Your task is to copy every line of this material exactly.

>> Start

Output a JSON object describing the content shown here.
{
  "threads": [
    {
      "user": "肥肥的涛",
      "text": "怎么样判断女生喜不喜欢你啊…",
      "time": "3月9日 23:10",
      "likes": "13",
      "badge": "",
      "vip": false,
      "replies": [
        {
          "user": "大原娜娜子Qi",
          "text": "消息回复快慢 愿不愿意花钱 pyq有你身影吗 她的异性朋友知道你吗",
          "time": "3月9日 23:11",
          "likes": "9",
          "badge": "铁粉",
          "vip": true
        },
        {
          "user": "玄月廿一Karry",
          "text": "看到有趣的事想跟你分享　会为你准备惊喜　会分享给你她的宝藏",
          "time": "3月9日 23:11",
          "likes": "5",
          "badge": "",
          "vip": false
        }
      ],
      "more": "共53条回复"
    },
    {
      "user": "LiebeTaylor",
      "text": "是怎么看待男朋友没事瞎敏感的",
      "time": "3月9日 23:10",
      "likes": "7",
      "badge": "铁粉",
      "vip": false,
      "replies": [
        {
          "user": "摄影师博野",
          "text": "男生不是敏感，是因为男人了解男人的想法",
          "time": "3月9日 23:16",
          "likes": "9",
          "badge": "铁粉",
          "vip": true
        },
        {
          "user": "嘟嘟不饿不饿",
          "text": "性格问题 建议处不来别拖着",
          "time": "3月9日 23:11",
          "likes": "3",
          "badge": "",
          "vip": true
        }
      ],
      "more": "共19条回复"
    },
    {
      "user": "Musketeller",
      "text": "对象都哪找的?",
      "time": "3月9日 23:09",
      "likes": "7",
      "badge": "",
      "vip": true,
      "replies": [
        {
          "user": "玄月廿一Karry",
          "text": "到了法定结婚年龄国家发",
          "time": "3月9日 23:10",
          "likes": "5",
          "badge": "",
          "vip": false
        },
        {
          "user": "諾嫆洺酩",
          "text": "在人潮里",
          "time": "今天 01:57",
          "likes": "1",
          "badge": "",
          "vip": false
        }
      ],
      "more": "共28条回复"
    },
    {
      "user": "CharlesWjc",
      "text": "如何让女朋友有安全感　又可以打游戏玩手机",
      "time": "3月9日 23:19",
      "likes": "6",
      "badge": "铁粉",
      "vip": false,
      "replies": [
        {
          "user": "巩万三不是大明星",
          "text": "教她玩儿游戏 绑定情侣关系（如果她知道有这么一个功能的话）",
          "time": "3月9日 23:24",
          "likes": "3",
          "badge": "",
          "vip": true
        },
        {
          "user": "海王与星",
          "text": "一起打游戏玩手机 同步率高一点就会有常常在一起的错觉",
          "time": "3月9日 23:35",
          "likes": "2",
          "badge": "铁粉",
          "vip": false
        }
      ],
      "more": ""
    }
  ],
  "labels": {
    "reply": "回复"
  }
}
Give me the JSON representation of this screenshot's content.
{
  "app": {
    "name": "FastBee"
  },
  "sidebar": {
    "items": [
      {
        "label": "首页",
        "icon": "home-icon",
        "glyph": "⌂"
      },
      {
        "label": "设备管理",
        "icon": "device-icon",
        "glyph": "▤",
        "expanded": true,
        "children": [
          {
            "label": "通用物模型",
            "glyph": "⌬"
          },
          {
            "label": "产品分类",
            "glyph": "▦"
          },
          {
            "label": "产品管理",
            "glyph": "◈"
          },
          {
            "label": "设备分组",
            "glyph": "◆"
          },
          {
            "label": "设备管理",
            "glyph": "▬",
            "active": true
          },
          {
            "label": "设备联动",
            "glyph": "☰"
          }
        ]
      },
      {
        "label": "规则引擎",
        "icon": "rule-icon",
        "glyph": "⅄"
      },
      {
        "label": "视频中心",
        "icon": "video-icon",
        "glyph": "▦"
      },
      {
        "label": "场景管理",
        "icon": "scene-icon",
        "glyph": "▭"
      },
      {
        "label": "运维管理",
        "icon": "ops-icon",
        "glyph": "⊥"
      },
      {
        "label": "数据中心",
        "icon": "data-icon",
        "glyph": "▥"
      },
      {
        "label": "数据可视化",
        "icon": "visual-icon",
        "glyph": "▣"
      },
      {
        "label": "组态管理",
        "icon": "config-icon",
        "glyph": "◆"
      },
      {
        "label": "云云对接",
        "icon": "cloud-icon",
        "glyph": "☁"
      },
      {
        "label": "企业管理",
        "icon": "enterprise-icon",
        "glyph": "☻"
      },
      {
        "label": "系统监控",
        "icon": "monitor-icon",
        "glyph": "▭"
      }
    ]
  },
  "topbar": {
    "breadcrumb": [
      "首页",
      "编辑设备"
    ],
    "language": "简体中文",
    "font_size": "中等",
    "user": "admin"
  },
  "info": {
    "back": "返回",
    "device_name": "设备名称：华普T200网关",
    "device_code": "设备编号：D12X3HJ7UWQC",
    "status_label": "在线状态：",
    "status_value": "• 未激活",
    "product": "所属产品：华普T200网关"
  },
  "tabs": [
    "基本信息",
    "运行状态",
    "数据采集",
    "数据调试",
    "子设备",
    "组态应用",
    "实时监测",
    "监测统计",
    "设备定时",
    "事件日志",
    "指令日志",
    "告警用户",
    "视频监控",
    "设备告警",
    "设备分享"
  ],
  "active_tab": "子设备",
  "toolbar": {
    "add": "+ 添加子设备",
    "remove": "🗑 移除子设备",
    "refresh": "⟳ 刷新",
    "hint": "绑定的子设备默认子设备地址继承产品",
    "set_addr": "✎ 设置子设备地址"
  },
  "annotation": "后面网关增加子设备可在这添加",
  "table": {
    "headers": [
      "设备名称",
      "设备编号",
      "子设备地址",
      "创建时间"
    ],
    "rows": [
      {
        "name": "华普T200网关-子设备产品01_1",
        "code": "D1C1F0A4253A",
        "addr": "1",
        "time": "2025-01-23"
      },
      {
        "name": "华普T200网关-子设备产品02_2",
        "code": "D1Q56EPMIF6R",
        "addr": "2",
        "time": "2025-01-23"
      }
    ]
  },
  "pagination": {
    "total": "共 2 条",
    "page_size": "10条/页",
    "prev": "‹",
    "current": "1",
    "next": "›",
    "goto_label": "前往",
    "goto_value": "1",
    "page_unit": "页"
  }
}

>> End

== Solution for this problem ==
Output a JSON object describing the content shown here.
{
  "threads": [
    {
      "user": "肥肥的涛",
      "text": "怎么样判断女生喜不喜欢你啊…",
      "time": "3月9日 23:10",
      "likes": "13",
      "badge": "",
      "vip": false,
      "replies": [
        {
          "user": "大原娜娜子Qi",
          "text": "消息回复快慢 愿不愿意花钱 pyq有你身影吗 她的异性朋友知道你吗",
          "time": "3月9日 23:11",
          "likes": "9",
          "badge": "铁粉",
          "vip": true
        },
        {
          "user": "玄月廿一Karry",
          "text": "看到有趣的事想跟你分享　会为你准备惊喜　会分享给你她的宝藏",
          "time": "3月9日 23:11",
          "likes": "5",
          "badge": "",
          "vip": false
        }
      ],
      "more": "共53条回复"
    },
    {
      "user": "LiebeTaylor",
      "text": "是怎么看待男朋友没事瞎敏感的",
      "time": "3月9日 23:10",
      "likes": "7",
      "badge": "铁粉",
      "vip": false,
      "replies": [
        {
          "user": "摄影师博野",
          "text": "男生不是敏感，是因为男人了解男人的想法",
          "time": "3月9日 23:16",
          "likes": "9",
          "badge": "铁粉",
          "vip": true
        },
        {
          "user": "嘟嘟不饿不饿",
          "text": "性格问题 建议处不来别拖着",
          "time": "3月9日 23:11",
          "likes": "3",
          "badge": "",
          "vip": true
        }
      ],
      "more": "共19条回复"
    },
    {
      "user": "Musketeller",
      "text": "对象都哪找的?",
      "time": "3月9日 23:09",
      "likes": "7",
      "badge": "",
      "vip": true,
      "replies": [
        {
          "user": "玄月廿一Karry",
          "text": "到了法定结婚年龄国家发",
          "time": "3月9日 23:10",
          "likes": "5",
          "badge": "",
          "vip": false
        },
        {
          "user": "諾嫆洺酩",
          "text": "在人潮里",
          "time": "今天 01:57",
          "likes": "1",
          "badge": "",
          "vip": false
        }
      ],
      "more": "共28条回复"
    },
    {
      "user": "CharlesWjc",
      "text": "如何让女朋友有安全感　又可以打游戏玩手机",
      "time": "3月9日 23:19",
      "likes": "6",
      "badge": "铁粉",
      "vip": false,
      "replies": [
        {
          "user": "巩万三不是大明星",
          "text": "教她玩儿游戏 绑定情侣关系（如果她知道有这么一个功能的话）",
          "time": "3月9日 23:24",
          "likes": "3",
          "badge": "",
          "vip": true
        },
        {
          "user": "海王与星",
          "text": "一起打游戏玩手机 同步率高一点就会有常常在一起的错觉",
          "time": "3月9日 23:35",
          "likes": "2",
          "badge": "铁粉",
          "vip": false
        }
      ],
      "more": ""
    }
  ],
  "labels": {
    "reply": "回复"
  }
}
Give me the JSON representation of this screenshot's content.
{
  "app": {
    "name": "FastBee"
  },
  "sidebar": {
    "items": [
      {
        "label": "首页",
        "icon": "home-icon",
        "glyph": "⌂"
      },
      {
        "label": "设备管理",
        "icon": "device-icon",
        "glyph": "▤",
        "expanded": true,
        "children": [
          {
            "label": "通用物模型",
            "glyph": "⌬"
          },
          {
            "label": "产品分类",
            "glyph": "▦"
          },
          {
            "label": "产品管理",
            "glyph": "◈"
          },
          {
            "label": "设备分组",
            "glyph": "◆"
          },
          {
            "label": "设备管理",
            "glyph": "▬",
            "active": true
          },
          {
            "label": "设备联动",
            "glyph": "☰"
          }
        ]
      },
      {
        "label": "规则引擎",
        "icon": "rule-icon",
        "glyph": "⅄"
      },
      {
        "label": "视频中心",
        "icon": "video-icon",
        "glyph": "▦"
      },
      {
        "label": "场景管理",
        "icon": "scene-icon",
        "glyph": "▭"
      },
      {
        "label": "运维管理",
        "icon": "ops-icon",
        "glyph": "⊥"
      },
      {
        "label": "数据中心",
        "icon": "data-icon",
        "glyph": "▥"
      },
      {
        "label": "数据可视化",
        "icon": "visual-icon",
        "glyph": "▣"
      },
      {
        "label": "组态管理",
        "icon": "config-icon",
        "glyph": "◆"
      },
      {
        "label": "云云对接",
        "icon": "cloud-icon",
        "glyph": "☁"
      },
      {
        "label": "企业管理",
        "icon": "enterprise-icon",
        "glyph": "☻"
      },
      {
        "label": "系统监控",
        "icon": "monitor-icon",
        "glyph": "▭"
      }
    ]
  },
  "topbar": {
    "breadcrumb": [
      "首页",
      "编辑设备"
    ],
    "language": "简体中文",
    "font_size": "中等",
    "user": "admin"
  },
  "info": {
    "back": "返回",
    "device_name": "设备名称：华普T200网关",
    "device_code": "设备编号：D12X3HJ7UWQC",
    "status_label": "在线状态：",
    "status_value": "• 未激活",
    "product": "所属产品：华普T200网关"
  },
  "tabs": [
    "基本信息",
    "运行状态",
    "数据采集",
    "数据调试",
    "子设备",
    "组态应用",
    "实时监测",
    "监测统计",
    "设备定时",
    "事件日志",
    "指令日志",
    "告警用户",
    "视频监控",
    "设备告警",
    "设备分享"
  ],
  "active_tab": "子设备",
  "toolbar": {
    "add": "+ 添加子设备",
    "remove": "🗑 移除子设备",
    "refresh": "⟳ 刷新",
    "hint": "绑定的子设备默认子设备地址继承产品",
    "set_addr": "✎ 设置子设备地址"
  },
  "annotation": "后面网关增加子设备可在这添加",
  "table": {
    "headers": [
      "设备名称",
      "设备编号",
      "子设备地址",
      "创建时间"
    ],
    "rows": [
      {
        "name": "华普T200网关-子设备产品01_1",
        "code": "D1C1F0A4253A",
        "addr": "1",
        "time": "2025-01-23"
      },
      {
        "name": "华普T200网关-子设备产品02_2",
        "code": "D1Q56EPMIF6R",
        "addr": "2",
        "time": "2025-01-23"
      }
    ]
  },
  "pagination": {
    "total": "共 2 条",
    "page_size": "10条/页",
    "prev": "‹",
    "current": "1",
    "next": "›",
    "goto_label": "前往",
    "goto_value": "1",
    "page_unit": "页"
  }
}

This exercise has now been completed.